- **The request**
Pull out every line below containing the word "text".

[Recorded data]
-- -- --

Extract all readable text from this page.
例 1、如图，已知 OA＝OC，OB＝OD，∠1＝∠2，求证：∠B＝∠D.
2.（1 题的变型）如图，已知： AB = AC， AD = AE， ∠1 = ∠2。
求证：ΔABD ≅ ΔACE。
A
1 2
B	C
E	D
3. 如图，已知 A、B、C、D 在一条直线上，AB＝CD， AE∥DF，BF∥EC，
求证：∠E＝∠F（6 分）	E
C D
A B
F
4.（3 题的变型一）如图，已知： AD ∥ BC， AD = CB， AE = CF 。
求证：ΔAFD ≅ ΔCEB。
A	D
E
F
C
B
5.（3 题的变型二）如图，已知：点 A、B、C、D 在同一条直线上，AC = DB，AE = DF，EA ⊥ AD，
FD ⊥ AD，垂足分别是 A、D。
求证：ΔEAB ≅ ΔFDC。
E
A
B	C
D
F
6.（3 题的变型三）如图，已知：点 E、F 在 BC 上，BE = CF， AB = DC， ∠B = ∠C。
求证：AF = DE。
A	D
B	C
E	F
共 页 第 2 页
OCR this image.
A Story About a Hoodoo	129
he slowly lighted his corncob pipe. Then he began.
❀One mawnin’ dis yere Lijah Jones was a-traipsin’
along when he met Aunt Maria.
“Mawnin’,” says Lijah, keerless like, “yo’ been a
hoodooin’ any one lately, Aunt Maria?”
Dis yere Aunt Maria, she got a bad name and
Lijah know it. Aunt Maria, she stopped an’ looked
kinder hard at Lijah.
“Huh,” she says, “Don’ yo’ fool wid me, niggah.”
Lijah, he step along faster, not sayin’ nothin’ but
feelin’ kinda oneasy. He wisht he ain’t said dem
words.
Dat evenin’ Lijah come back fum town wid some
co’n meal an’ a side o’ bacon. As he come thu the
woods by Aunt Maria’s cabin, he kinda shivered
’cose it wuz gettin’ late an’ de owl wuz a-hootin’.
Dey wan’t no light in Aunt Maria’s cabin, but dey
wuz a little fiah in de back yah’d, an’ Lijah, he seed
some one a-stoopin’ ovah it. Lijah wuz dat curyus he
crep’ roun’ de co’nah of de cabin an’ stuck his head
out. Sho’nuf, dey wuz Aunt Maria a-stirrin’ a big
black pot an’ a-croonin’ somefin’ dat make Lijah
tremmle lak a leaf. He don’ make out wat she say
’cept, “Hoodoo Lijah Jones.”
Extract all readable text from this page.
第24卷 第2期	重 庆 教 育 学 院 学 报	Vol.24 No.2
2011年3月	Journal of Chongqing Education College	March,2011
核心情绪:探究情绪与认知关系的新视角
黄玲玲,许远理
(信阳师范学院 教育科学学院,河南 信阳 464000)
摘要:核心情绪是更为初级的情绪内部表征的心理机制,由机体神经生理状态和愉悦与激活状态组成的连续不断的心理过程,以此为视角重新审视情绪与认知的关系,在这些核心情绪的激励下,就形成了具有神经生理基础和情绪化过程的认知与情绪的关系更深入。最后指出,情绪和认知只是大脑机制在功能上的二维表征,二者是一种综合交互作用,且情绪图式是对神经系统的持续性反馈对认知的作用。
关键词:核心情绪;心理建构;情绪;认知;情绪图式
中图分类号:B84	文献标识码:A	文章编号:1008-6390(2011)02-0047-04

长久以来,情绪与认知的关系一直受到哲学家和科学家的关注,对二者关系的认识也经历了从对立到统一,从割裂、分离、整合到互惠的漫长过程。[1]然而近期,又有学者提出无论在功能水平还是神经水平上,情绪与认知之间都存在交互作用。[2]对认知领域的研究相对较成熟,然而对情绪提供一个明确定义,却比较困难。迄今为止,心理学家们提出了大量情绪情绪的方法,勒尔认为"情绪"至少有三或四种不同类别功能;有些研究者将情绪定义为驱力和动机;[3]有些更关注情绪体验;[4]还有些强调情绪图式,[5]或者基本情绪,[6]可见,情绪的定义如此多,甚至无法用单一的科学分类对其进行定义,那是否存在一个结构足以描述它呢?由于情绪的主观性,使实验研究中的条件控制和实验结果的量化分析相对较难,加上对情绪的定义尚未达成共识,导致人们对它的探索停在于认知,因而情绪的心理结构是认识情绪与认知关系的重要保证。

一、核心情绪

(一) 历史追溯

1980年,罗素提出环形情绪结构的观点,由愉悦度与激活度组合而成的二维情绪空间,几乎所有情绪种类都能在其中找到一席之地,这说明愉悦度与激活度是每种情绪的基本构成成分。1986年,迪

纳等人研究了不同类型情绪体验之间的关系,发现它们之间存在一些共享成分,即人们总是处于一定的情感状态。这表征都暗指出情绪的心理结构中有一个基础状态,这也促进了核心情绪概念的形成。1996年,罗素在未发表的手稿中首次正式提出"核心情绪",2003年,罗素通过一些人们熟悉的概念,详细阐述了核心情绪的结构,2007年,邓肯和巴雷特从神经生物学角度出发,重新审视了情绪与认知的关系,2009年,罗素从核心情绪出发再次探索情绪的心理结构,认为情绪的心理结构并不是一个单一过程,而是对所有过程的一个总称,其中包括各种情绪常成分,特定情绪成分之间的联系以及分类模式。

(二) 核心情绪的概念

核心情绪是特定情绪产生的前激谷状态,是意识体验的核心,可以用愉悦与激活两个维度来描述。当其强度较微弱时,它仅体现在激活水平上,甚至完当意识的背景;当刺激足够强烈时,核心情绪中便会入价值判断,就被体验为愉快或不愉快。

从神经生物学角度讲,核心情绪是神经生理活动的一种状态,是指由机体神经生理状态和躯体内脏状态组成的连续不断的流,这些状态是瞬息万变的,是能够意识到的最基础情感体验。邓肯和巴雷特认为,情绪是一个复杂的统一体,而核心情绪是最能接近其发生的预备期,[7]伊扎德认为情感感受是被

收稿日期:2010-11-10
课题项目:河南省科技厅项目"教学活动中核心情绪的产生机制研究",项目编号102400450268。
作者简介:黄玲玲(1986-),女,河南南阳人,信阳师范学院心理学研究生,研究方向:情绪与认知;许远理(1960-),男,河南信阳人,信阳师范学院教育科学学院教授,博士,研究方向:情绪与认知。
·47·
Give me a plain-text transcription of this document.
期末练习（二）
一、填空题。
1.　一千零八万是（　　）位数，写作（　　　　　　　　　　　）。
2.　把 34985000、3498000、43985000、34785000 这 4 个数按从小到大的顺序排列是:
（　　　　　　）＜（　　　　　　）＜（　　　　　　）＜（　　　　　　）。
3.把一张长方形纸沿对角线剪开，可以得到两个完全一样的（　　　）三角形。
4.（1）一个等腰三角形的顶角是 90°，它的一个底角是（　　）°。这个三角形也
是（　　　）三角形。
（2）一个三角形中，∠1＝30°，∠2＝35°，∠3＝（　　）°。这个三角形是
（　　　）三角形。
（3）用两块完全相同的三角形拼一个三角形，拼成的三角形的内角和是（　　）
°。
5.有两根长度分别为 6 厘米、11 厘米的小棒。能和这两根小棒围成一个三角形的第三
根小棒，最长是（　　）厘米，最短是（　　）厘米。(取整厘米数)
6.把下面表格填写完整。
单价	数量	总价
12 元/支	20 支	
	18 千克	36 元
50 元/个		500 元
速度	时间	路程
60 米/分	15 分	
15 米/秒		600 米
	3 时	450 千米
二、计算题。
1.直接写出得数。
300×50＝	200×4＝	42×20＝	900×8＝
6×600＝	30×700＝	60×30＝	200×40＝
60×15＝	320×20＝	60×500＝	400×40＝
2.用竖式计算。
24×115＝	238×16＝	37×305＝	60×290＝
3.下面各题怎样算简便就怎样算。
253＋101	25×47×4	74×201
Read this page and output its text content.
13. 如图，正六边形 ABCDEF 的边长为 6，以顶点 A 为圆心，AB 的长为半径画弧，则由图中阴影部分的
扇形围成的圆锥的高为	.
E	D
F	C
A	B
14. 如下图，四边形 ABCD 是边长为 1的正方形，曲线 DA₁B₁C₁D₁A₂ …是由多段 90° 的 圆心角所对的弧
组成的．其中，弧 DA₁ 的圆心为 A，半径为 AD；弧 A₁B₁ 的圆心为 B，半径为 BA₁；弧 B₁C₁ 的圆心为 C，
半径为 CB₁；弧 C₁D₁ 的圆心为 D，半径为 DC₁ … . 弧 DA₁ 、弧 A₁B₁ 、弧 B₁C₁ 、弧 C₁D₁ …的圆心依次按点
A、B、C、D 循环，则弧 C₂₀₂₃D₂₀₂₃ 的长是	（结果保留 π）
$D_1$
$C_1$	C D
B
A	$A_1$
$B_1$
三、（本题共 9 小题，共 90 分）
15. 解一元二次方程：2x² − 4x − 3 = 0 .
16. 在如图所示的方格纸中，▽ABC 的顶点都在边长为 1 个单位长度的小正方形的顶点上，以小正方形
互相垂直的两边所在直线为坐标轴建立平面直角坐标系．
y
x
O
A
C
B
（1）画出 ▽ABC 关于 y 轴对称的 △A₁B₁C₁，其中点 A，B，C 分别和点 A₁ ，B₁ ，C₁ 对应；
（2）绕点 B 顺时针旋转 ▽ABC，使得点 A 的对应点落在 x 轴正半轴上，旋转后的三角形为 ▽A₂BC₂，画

-- -- --

- **Solution to the problem**
Extract all readable text from this page.
Extract all readable text from this page.
Give me a plain-text transcription of this document.
Read this page and output its text content.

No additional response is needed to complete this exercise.